▶ _Task material_:
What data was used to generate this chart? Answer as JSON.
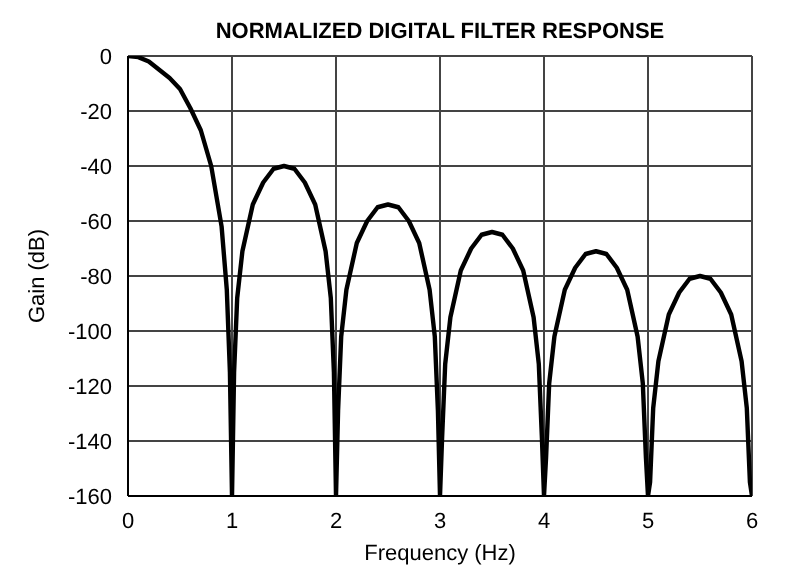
{
  "chart_data": {
    "type": "line",
    "title": "NORMALIZED DIGITAL FILTER RESPONSE",
    "xlabel": "Frequency (Hz)",
    "ylabel": "Gain (dB)",
    "x": [
      0,
      0.1,
      0.2,
      0.3,
      0.4,
      0.5,
      0.6,
      0.7,
      0.8,
      0.9,
      0.95,
      0.98,
      1,
      1.02,
      1.05,
      1.1,
      1.2,
      1.3,
      1.4,
      1.5,
      1.6,
      1.7,
      1.8,
      1.9,
      1.95,
      1.98,
      2,
      2.02,
      2.05,
      2.1,
      2.2,
      2.3,
      2.4,
      2.5,
      2.6,
      2.7,
      2.8,
      2.9,
      2.95,
      2.98,
      3,
      3.02,
      3.05,
      3.1,
      3.2,
      3.3,
      3.4,
      3.5,
      3.6,
      3.7,
      3.8,
      3.9,
      3.95,
      3.98,
      4,
      4.02,
      4.05,
      4.1,
      4.2,
      4.3,
      4.4,
      4.5,
      4.6,
      4.7,
      4.8,
      4.9,
      4.95,
      4.98,
      5,
      5.02,
      5.05,
      5.1,
      5.2,
      5.3,
      5.4,
      5.5,
      5.6,
      5.7,
      5.8,
      5.9,
      5.95,
      5.98,
      6
    ],
    "series": [
      {
        "color": "#000000",
        "values": [
          0,
          -0.4,
          -2,
          -5,
          -8,
          -12,
          -19,
          -27,
          -40,
          -62,
          -85,
          -115,
          -160,
          -115,
          -88,
          -71,
          -54,
          -46,
          -41,
          -40,
          -41,
          -46,
          -54,
          -71,
          -88,
          -115,
          -160,
          -129,
          -102,
          -85,
          -68,
          -60,
          -55,
          -54,
          -55,
          -60,
          -68,
          -85,
          -102,
          -129,
          -160,
          -139,
          -112,
          -95,
          -78,
          -70,
          -65,
          -64,
          -65,
          -70,
          -78,
          -95,
          -112,
          -139,
          -160,
          -146,
          -119,
          -102,
          -85,
          -77,
          -72,
          -71,
          -72,
          -77,
          -85,
          -102,
          -119,
          -146,
          -160,
          -155,
          -128,
          -111,
          -94,
          -86,
          -81,
          -80,
          -81,
          -86,
          -94,
          -111,
          -128,
          -155,
          -160
        ]
      }
    ],
    "xlim": [
      0,
      6
    ],
    "xticks": [
      0,
      1,
      2,
      3,
      4,
      5,
      6
    ],
    "ylim": [
      -160,
      0
    ],
    "yticks": [
      -160,
      -140,
      -120,
      -100,
      -80,
      -60,
      -40,
      -20,
      0
    ],
    "grid": true,
    "legend": false,
    "marker": "none",
    "line_style": "solid"
  }
}
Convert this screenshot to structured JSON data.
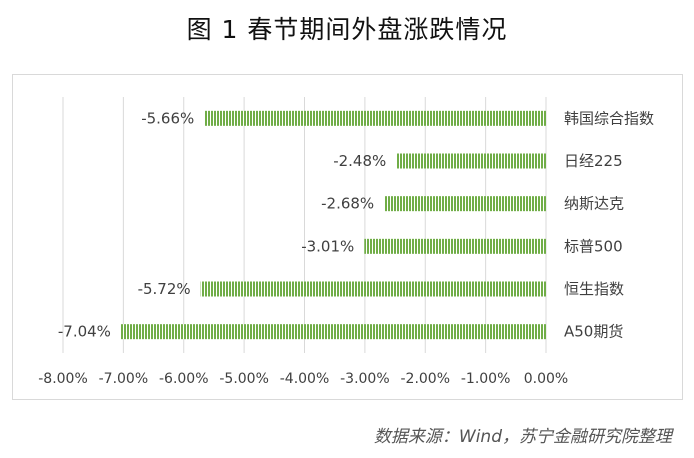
{
  "figure_title": "图 1  春节期间外盘涨跌情况",
  "source_note": "数据来源：Wind，苏宁金融研究院整理",
  "colors": {
    "bar": "#70ad47",
    "grid": "#d9d9d9",
    "text": "#404040"
  },
  "chart_data": {
    "type": "bar",
    "orientation": "horizontal",
    "title": "",
    "xlabel": "",
    "ylabel": "",
    "categories": [
      "韩国综合指数",
      "日经225",
      "纳斯达克",
      "标普500",
      "恒生指数",
      "A50期货"
    ],
    "values": [
      -5.66,
      -2.48,
      -2.68,
      -3.01,
      -5.72,
      -7.04
    ],
    "data_labels": [
      "-5.66%",
      "-2.48%",
      "-2.68%",
      "-3.01%",
      "-5.72%",
      "-7.04%"
    ],
    "xlim": [
      -8.0,
      0.0
    ],
    "ticks": [
      -8,
      -7,
      -6,
      -5,
      -4,
      -3,
      -2,
      -1,
      0
    ],
    "tick_labels": [
      "-8.00%",
      "-7.00%",
      "-6.00%",
      "-5.00%",
      "-4.00%",
      "-3.00%",
      "-2.00%",
      "-1.00%",
      "0.00%"
    ],
    "grid": "vertical",
    "legend": "none",
    "bar_pattern": "vertical-stripes"
  }
}
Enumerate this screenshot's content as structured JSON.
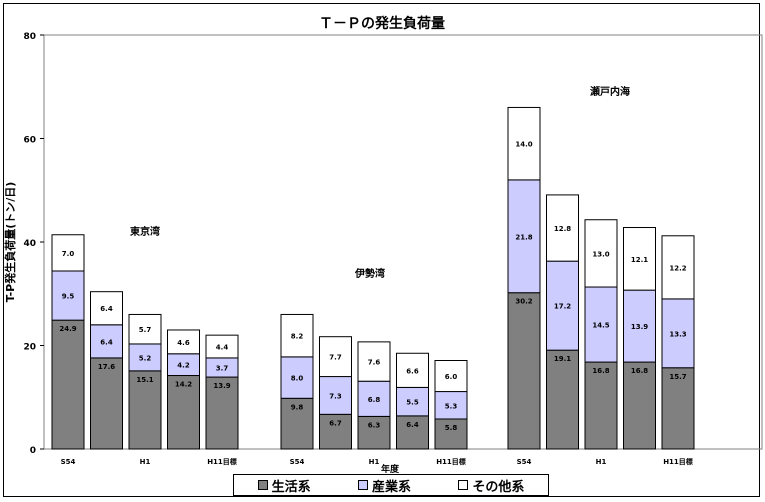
{
  "chart_data": {
    "type": "bar",
    "stacked": true,
    "title": "Ｔ－Ｐの発生負荷量",
    "ylabel": "T-P発生負荷量(トン/日)",
    "xlabel": "年度",
    "ylim": [
      0,
      80
    ],
    "yticks": [
      "0",
      "20",
      "40",
      "60",
      "80"
    ],
    "groups": [
      {
        "name": "東京湾",
        "categories": [
          "S54",
          "",
          "H1",
          "",
          "H11目標"
        ],
        "series": [
          {
            "name": "生活系",
            "values": [
              24.9,
              17.6,
              15.1,
              14.2,
              13.9
            ]
          },
          {
            "name": "産業系",
            "values": [
              9.5,
              6.4,
              5.2,
              4.2,
              3.7
            ]
          },
          {
            "name": "その他系",
            "values": [
              7.0,
              6.4,
              5.7,
              4.6,
              4.4
            ]
          }
        ]
      },
      {
        "name": "伊勢湾",
        "categories": [
          "S54",
          "",
          "H1",
          "",
          "H11目標"
        ],
        "series": [
          {
            "name": "生活系",
            "values": [
              9.8,
              6.7,
              6.3,
              6.4,
              5.8
            ]
          },
          {
            "name": "産業系",
            "values": [
              8.0,
              7.3,
              6.8,
              5.5,
              5.3
            ]
          },
          {
            "name": "その他系",
            "values": [
              8.2,
              7.7,
              7.6,
              6.6,
              6.0
            ]
          }
        ]
      },
      {
        "name": "瀬戸内海",
        "categories": [
          "S54",
          "",
          "H1",
          "",
          "H11目標"
        ],
        "series": [
          {
            "name": "生活系",
            "values": [
              30.2,
              19.1,
              16.8,
              16.8,
              15.7
            ]
          },
          {
            "name": "産業系",
            "values": [
              21.8,
              17.2,
              14.5,
              13.9,
              13.3
            ]
          },
          {
            "name": "その他系",
            "values": [
              14.0,
              12.8,
              13.0,
              12.1,
              12.2
            ]
          }
        ]
      }
    ],
    "colors": {
      "生活系": "#808080",
      "産業系": "#ccccff",
      "その他系": "#ffffff"
    },
    "legend": {
      "position": "bottom",
      "items": [
        "生活系",
        "産業系",
        "その他系"
      ]
    }
  }
}
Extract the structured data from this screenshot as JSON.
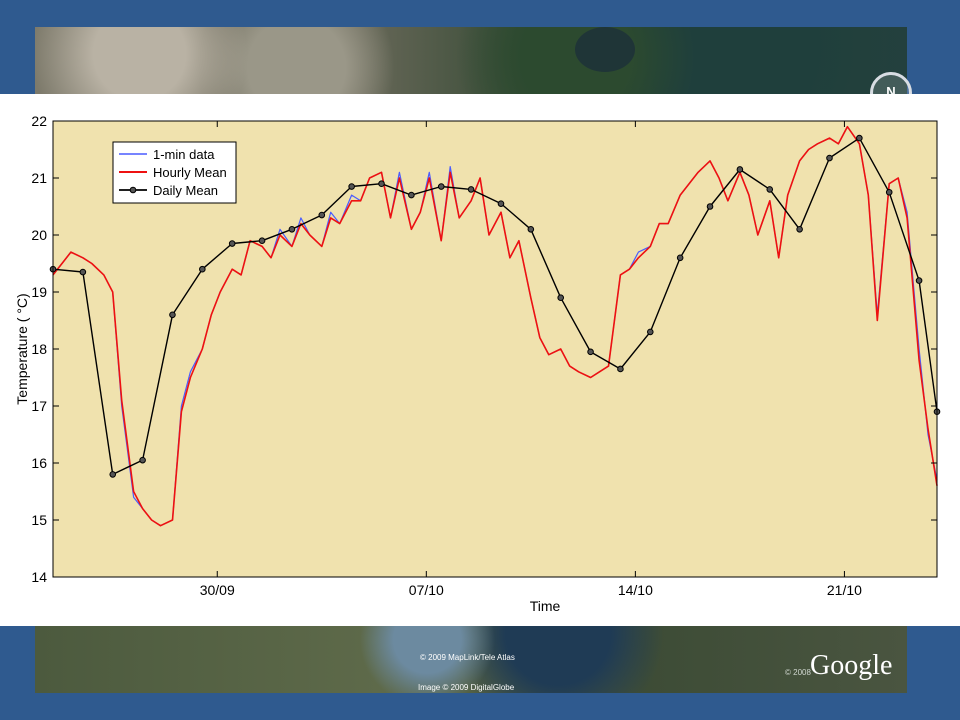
{
  "map": {
    "compass_label": "N",
    "credit_maplink": "© 2009 MapLink/Tele Atlas",
    "credit_image": "Image © 2009 DigitalGlobe",
    "credit_year": "© 2008",
    "logo_text": "Google"
  },
  "chart_data": {
    "type": "line",
    "title": "",
    "xlabel": "Time",
    "ylabel": "Temperature ( °C)",
    "xlim": [
      0,
      29.6
    ],
    "ylim": [
      14,
      22
    ],
    "yticks": [
      14,
      15,
      16,
      17,
      18,
      19,
      20,
      21,
      22
    ],
    "xticks": [
      {
        "pos": 5.5,
        "label": "30/09"
      },
      {
        "pos": 12.5,
        "label": "07/10"
      },
      {
        "pos": 19.5,
        "label": "14/10"
      },
      {
        "pos": 26.5,
        "label": "21/10"
      }
    ],
    "grid": false,
    "legend": {
      "position": "top-left",
      "entries": [
        "1-min data",
        "Hourly Mean",
        "Daily Mean"
      ]
    },
    "colors": {
      "plot_bg": "#f0e2ae",
      "one_min": "#4a5cff",
      "hourly": "#ee1111",
      "daily": "#000000"
    },
    "series": [
      {
        "name": "1-min data",
        "x": [
          0,
          0.3,
          0.6,
          1.0,
          1.3,
          1.7,
          2.0,
          2.3,
          2.7,
          3.0,
          3.3,
          3.6,
          4.0,
          4.3,
          4.6,
          5.0,
          5.3,
          5.6,
          6.0,
          6.3,
          6.6,
          7.0,
          7.3,
          7.6,
          8.0,
          8.3,
          8.6,
          9.0,
          9.3,
          9.6,
          10.0,
          10.3,
          10.6,
          11.0,
          11.3,
          11.6,
          12.0,
          12.3,
          12.6,
          13.0,
          13.3,
          13.6,
          14.0,
          14.3,
          14.6,
          15.0,
          15.3,
          15.6,
          16.0,
          16.3,
          16.6,
          17.0,
          17.3,
          17.6,
          18.0,
          18.3,
          18.6,
          19.0,
          19.3,
          19.6,
          20.0,
          20.3,
          20.6,
          21.0,
          21.3,
          21.6,
          22.0,
          22.3,
          22.6,
          23.0,
          23.3,
          23.6,
          24.0,
          24.3,
          24.6,
          25.0,
          25.3,
          25.6,
          26.0,
          26.3,
          26.6,
          27.0,
          27.3,
          27.6,
          28.0,
          28.3,
          28.6,
          29.0,
          29.3,
          29.6
        ],
        "values": [
          19.3,
          19.5,
          19.7,
          19.6,
          19.5,
          19.3,
          19.0,
          17.0,
          15.4,
          15.2,
          15.0,
          14.9,
          15.0,
          17.0,
          17.6,
          18.0,
          18.6,
          19.0,
          19.4,
          19.3,
          19.9,
          19.8,
          19.6,
          20.1,
          19.8,
          20.3,
          20.0,
          19.8,
          20.4,
          20.2,
          20.7,
          20.6,
          21.0,
          21.1,
          20.3,
          21.1,
          20.1,
          20.4,
          21.1,
          19.9,
          21.2,
          20.3,
          20.6,
          21.0,
          20.0,
          20.4,
          19.6,
          19.9,
          18.9,
          18.2,
          17.9,
          18.0,
          17.7,
          17.6,
          17.5,
          17.6,
          17.7,
          19.3,
          19.4,
          19.7,
          19.8,
          20.2,
          20.2,
          20.7,
          20.9,
          21.1,
          21.3,
          21.0,
          20.6,
          21.1,
          20.7,
          20.0,
          20.6,
          19.6,
          20.7,
          21.3,
          21.5,
          21.6,
          21.7,
          21.6,
          21.9,
          21.6,
          20.7,
          18.6,
          20.9,
          21.0,
          20.4,
          18.0,
          16.5,
          15.7
        ]
      },
      {
        "name": "Hourly Mean",
        "x": [
          0,
          0.3,
          0.6,
          1.0,
          1.3,
          1.7,
          2.0,
          2.3,
          2.7,
          3.0,
          3.3,
          3.6,
          4.0,
          4.3,
          4.6,
          5.0,
          5.3,
          5.6,
          6.0,
          6.3,
          6.6,
          7.0,
          7.3,
          7.6,
          8.0,
          8.3,
          8.6,
          9.0,
          9.3,
          9.6,
          10.0,
          10.3,
          10.6,
          11.0,
          11.3,
          11.6,
          12.0,
          12.3,
          12.6,
          13.0,
          13.3,
          13.6,
          14.0,
          14.3,
          14.6,
          15.0,
          15.3,
          15.6,
          16.0,
          16.3,
          16.6,
          17.0,
          17.3,
          17.6,
          18.0,
          18.3,
          18.6,
          19.0,
          19.3,
          19.6,
          20.0,
          20.3,
          20.6,
          21.0,
          21.3,
          21.6,
          22.0,
          22.3,
          22.6,
          23.0,
          23.3,
          23.6,
          24.0,
          24.3,
          24.6,
          25.0,
          25.3,
          25.6,
          26.0,
          26.3,
          26.6,
          27.0,
          27.3,
          27.6,
          28.0,
          28.3,
          28.6,
          29.0,
          29.3,
          29.6
        ],
        "values": [
          19.3,
          19.5,
          19.7,
          19.6,
          19.5,
          19.3,
          19.0,
          17.1,
          15.5,
          15.2,
          15.0,
          14.9,
          15.0,
          16.9,
          17.5,
          18.0,
          18.6,
          19.0,
          19.4,
          19.3,
          19.9,
          19.8,
          19.6,
          20.0,
          19.8,
          20.2,
          20.0,
          19.8,
          20.3,
          20.2,
          20.6,
          20.6,
          21.0,
          21.1,
          20.3,
          21.0,
          20.1,
          20.4,
          21.0,
          19.9,
          21.1,
          20.3,
          20.6,
          21.0,
          20.0,
          20.4,
          19.6,
          19.9,
          18.9,
          18.2,
          17.9,
          18.0,
          17.7,
          17.6,
          17.5,
          17.6,
          17.7,
          19.3,
          19.4,
          19.6,
          19.8,
          20.2,
          20.2,
          20.7,
          20.9,
          21.1,
          21.3,
          21.0,
          20.6,
          21.1,
          20.7,
          20.0,
          20.6,
          19.6,
          20.7,
          21.3,
          21.5,
          21.6,
          21.7,
          21.6,
          21.9,
          21.6,
          20.7,
          18.5,
          20.9,
          21.0,
          20.3,
          17.8,
          16.6,
          15.6
        ]
      },
      {
        "name": "Daily Mean",
        "x": [
          0,
          1,
          2,
          3,
          4,
          5,
          6,
          7,
          8,
          9,
          10,
          11,
          12,
          13,
          14,
          15,
          16,
          17,
          18,
          19,
          20,
          21,
          22,
          23,
          24,
          25,
          26,
          27,
          28,
          29,
          29.6
        ],
        "values": [
          19.4,
          19.35,
          15.8,
          16.05,
          18.6,
          19.4,
          19.85,
          19.9,
          20.1,
          20.35,
          20.85,
          20.9,
          20.7,
          20.85,
          20.8,
          20.55,
          20.1,
          18.9,
          17.95,
          17.65,
          18.3,
          19.6,
          20.5,
          21.15,
          20.8,
          20.1,
          21.35,
          21.7,
          20.75,
          19.2,
          16.9
        ]
      }
    ]
  }
}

▶ _Prompt_: Copy every line above that holds the word "Mean".

▶ _Response to this task_:
        "Hourly Mean",
        "Daily Mean"
        "name": "Hourly Mean",
        "name": "Daily Mean",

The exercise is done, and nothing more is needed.